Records
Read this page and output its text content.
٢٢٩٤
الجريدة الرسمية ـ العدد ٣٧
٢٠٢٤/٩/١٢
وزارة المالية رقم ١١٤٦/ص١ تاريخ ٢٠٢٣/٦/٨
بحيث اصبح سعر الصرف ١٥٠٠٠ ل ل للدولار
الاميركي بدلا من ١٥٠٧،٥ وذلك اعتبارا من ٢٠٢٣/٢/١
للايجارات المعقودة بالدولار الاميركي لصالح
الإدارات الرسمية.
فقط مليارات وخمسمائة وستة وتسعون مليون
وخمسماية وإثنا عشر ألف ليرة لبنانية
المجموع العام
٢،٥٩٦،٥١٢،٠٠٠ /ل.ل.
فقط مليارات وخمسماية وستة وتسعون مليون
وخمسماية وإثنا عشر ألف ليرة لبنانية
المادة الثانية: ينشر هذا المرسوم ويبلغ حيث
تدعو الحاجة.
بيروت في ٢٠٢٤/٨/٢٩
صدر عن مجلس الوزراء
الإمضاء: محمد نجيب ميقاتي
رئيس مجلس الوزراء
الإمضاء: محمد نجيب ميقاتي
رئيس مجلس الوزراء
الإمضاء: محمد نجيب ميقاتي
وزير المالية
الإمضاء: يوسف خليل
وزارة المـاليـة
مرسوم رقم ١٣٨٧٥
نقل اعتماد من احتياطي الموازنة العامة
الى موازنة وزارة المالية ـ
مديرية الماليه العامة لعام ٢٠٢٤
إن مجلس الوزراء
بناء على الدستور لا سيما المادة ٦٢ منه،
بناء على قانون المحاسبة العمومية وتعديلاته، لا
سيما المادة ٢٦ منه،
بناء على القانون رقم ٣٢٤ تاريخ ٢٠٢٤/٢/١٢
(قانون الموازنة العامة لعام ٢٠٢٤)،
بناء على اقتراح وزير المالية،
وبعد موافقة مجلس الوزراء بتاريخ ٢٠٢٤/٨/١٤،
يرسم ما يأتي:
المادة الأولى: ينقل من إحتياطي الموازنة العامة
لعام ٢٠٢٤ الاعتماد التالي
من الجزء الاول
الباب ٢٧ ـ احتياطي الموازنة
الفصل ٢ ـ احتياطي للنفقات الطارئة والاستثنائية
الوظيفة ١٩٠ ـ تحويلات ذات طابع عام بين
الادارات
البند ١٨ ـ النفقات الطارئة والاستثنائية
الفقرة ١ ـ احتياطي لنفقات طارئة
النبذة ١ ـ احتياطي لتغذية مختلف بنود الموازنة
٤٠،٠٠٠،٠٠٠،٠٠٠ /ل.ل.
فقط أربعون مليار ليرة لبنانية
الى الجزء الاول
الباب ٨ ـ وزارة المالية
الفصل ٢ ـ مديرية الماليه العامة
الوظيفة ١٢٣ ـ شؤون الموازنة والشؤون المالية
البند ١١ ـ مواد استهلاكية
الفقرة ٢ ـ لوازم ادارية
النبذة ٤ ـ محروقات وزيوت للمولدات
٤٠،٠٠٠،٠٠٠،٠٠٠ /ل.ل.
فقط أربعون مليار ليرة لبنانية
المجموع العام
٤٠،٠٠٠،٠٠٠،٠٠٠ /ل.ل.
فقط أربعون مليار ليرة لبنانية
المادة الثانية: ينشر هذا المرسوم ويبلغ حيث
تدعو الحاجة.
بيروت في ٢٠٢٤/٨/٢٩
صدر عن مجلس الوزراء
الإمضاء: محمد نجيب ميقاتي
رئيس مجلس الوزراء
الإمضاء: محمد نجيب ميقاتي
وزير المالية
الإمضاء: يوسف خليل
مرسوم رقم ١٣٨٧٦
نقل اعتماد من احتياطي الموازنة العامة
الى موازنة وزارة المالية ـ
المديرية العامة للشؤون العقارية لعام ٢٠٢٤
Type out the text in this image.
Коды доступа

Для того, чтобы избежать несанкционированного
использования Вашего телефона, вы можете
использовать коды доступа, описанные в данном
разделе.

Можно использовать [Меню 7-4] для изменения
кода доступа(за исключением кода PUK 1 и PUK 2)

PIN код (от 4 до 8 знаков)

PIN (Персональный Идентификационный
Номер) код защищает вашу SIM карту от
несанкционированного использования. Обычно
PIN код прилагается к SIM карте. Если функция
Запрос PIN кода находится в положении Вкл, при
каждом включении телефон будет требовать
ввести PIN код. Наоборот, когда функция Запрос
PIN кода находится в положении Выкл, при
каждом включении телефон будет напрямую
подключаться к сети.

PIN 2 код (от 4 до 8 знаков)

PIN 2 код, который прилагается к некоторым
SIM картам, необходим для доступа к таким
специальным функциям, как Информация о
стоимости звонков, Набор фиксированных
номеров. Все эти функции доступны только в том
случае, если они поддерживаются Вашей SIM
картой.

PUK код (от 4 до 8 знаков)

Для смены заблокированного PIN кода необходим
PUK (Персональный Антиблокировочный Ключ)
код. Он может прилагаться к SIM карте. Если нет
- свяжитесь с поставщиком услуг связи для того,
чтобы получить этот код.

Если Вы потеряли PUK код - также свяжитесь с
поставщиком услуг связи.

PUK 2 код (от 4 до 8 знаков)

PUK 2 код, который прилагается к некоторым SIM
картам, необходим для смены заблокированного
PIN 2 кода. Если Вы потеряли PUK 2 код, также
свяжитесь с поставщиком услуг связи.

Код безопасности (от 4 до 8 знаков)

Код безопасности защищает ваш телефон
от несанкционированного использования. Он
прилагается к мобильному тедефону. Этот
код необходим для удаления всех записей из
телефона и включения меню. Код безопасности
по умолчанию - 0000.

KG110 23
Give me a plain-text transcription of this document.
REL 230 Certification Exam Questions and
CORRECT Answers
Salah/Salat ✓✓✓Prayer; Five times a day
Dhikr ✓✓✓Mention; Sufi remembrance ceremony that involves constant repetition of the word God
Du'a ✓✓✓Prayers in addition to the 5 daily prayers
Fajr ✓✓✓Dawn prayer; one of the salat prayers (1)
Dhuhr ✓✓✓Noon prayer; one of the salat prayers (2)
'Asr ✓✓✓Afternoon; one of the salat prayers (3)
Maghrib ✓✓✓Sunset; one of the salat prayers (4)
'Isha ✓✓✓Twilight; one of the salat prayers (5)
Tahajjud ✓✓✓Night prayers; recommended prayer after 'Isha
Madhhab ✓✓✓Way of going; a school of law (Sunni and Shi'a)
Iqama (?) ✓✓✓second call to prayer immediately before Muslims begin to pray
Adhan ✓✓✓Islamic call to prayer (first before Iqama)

Work required -
Recite the full listing above exactly.

Finished exercise -
Read this page and output its text content.
٢٢٩٤
الجريدة الرسمية ـ العدد ٣٧
٢٠٢٤/٩/١٢
وزارة المالية رقم ١١٤٦/ص١ تاريخ ٢٠٢٣/٦/٨
بحيث اصبح سعر الصرف ١٥٠٠٠ ل ل للدولار
الاميركي بدلا من ١٥٠٧،٥ وذلك اعتبارا من ٢٠٢٣/٢/١
للايجارات المعقودة بالدولار الاميركي لصالح
الإدارات الرسمية.
فقط مليارات وخمسمائة وستة وتسعون مليون
وخمسماية وإثنا عشر ألف ليرة لبنانية
المجموع العام
٢،٥٩٦،٥١٢،٠٠٠ /ل.ل.
فقط مليارات وخمسماية وستة وتسعون مليون
وخمسماية وإثنا عشر ألف ليرة لبنانية
المادة الثانية: ينشر هذا المرسوم ويبلغ حيث
تدعو الحاجة.
بيروت في ٢٠٢٤/٨/٢٩
صدر عن مجلس الوزراء
الإمضاء: محمد نجيب ميقاتي
رئيس مجلس الوزراء
الإمضاء: محمد نجيب ميقاتي
رئيس مجلس الوزراء
الإمضاء: محمد نجيب ميقاتي
وزير المالية
الإمضاء: يوسف خليل
وزارة المـاليـة
مرسوم رقم ١٣٨٧٥
نقل اعتماد من احتياطي الموازنة العامة
الى موازنة وزارة المالية ـ
مديرية الماليه العامة لعام ٢٠٢٤
إن مجلس الوزراء
بناء على الدستور لا سيما المادة ٦٢ منه،
بناء على قانون المحاسبة العمومية وتعديلاته، لا
سيما المادة ٢٦ منه،
بناء على القانون رقم ٣٢٤ تاريخ ٢٠٢٤/٢/١٢
(قانون الموازنة العامة لعام ٢٠٢٤)،
بناء على اقتراح وزير المالية،
وبعد موافقة مجلس الوزراء بتاريخ ٢٠٢٤/٨/١٤،
يرسم ما يأتي:
المادة الأولى: ينقل من إحتياطي الموازنة العامة
لعام ٢٠٢٤ الاعتماد التالي
من الجزء الاول
الباب ٢٧ ـ احتياطي الموازنة
الفصل ٢ ـ احتياطي للنفقات الطارئة والاستثنائية
الوظيفة ١٩٠ ـ تحويلات ذات طابع عام بين
الادارات
البند ١٨ ـ النفقات الطارئة والاستثنائية
الفقرة ١ ـ احتياطي لنفقات طارئة
النبذة ١ ـ احتياطي لتغذية مختلف بنود الموازنة
٤٠،٠٠٠،٠٠٠،٠٠٠ /ل.ل.
فقط أربعون مليار ليرة لبنانية
الى الجزء الاول
الباب ٨ ـ وزارة المالية
الفصل ٢ ـ مديرية الماليه العامة
الوظيفة ١٢٣ ـ شؤون الموازنة والشؤون المالية
البند ١١ ـ مواد استهلاكية
الفقرة ٢ ـ لوازم ادارية
النبذة ٤ ـ محروقات وزيوت للمولدات
٤٠،٠٠٠،٠٠٠،٠٠٠ /ل.ل.
فقط أربعون مليار ليرة لبنانية
المجموع العام
٤٠،٠٠٠،٠٠٠،٠٠٠ /ل.ل.
فقط أربعون مليار ليرة لبنانية
المادة الثانية: ينشر هذا المرسوم ويبلغ حيث
تدعو الحاجة.
بيروت في ٢٠٢٤/٨/٢٩
صدر عن مجلس الوزراء
الإمضاء: محمد نجيب ميقاتي
رئيس مجلس الوزراء
الإمضاء: محمد نجيب ميقاتي
وزير المالية
الإمضاء: يوسف خليل
مرسوم رقم ١٣٨٧٦
نقل اعتماد من احتياطي الموازنة العامة
الى موازنة وزارة المالية ـ
المديرية العامة للشؤون العقارية لعام ٢٠٢٤
Type out the text in this image.
Коды доступа

Для того, чтобы избежать несанкционированного
использования Вашего телефона, вы можете
использовать коды доступа, описанные в данном
разделе.

Можно использовать [Меню 7-4] для изменения
кода доступа(за исключением кода PUK 1 и PUK 2)

PIN код (от 4 до 8 знаков)

PIN (Персональный Идентификационный
Номер) код защищает вашу SIM карту от
несанкционированного использования. Обычно
PIN код прилагается к SIM карте. Если функция
Запрос PIN кода находится в положении Вкл, при
каждом включении телефон будет требовать
ввести PIN код. Наоборот, когда функция Запрос
PIN кода находится в положении Выкл, при
каждом включении телефон будет напрямую
подключаться к сети.

PIN 2 код (от 4 до 8 знаков)

PIN 2 код, который прилагается к некоторым
SIM картам, необходим для доступа к таким
специальным функциям, как Информация о
стоимости звонков, Набор фиксированных
номеров. Все эти функции доступны только в том
случае, если они поддерживаются Вашей SIM
картой.

PUK код (от 4 до 8 знаков)

Для смены заблокированного PIN кода необходим
PUK (Персональный Антиблокировочный Ключ)
код. Он может прилагаться к SIM карте. Если нет
- свяжитесь с поставщиком услуг связи для того,
чтобы получить этот код.

Если Вы потеряли PUK код - также свяжитесь с
поставщиком услуг связи.

PUK 2 код (от 4 до 8 знаков)

PUK 2 код, который прилагается к некоторым SIM
картам, необходим для смены заблокированного
PIN 2 кода. Если Вы потеряли PUK 2 код, также
свяжитесь с поставщиком услуг связи.

Код безопасности (от 4 до 8 знаков)

Код безопасности защищает ваш телефон
от несанкционированного использования. Он
прилагается к мобильному тедефону. Этот
код необходим для удаления всех записей из
телефона и включения меню. Код безопасности
по умолчанию - 0000.

KG110 23
Give me a plain-text transcription of this document.
REL 230 Certification Exam Questions and
CORRECT Answers
Salah/Salat ✓✓✓Prayer; Five times a day
Dhikr ✓✓✓Mention; Sufi remembrance ceremony that involves constant repetition of the word God
Du'a ✓✓✓Prayers in addition to the 5 daily prayers
Fajr ✓✓✓Dawn prayer; one of the salat prayers (1)
Dhuhr ✓✓✓Noon prayer; one of the salat prayers (2)
'Asr ✓✓✓Afternoon; one of the salat prayers (3)
Maghrib ✓✓✓Sunset; one of the salat prayers (4)
'Isha ✓✓✓Twilight; one of the salat prayers (5)
Tahajjud ✓✓✓Night prayers; recommended prayer after 'Isha
Madhhab ✓✓✓Way of going; a school of law (Sunni and Shi'a)
Iqama (?) ✓✓✓second call to prayer immediately before Muslims begin to pray
Adhan ✓✓✓Islamic call to prayer (first before Iqama)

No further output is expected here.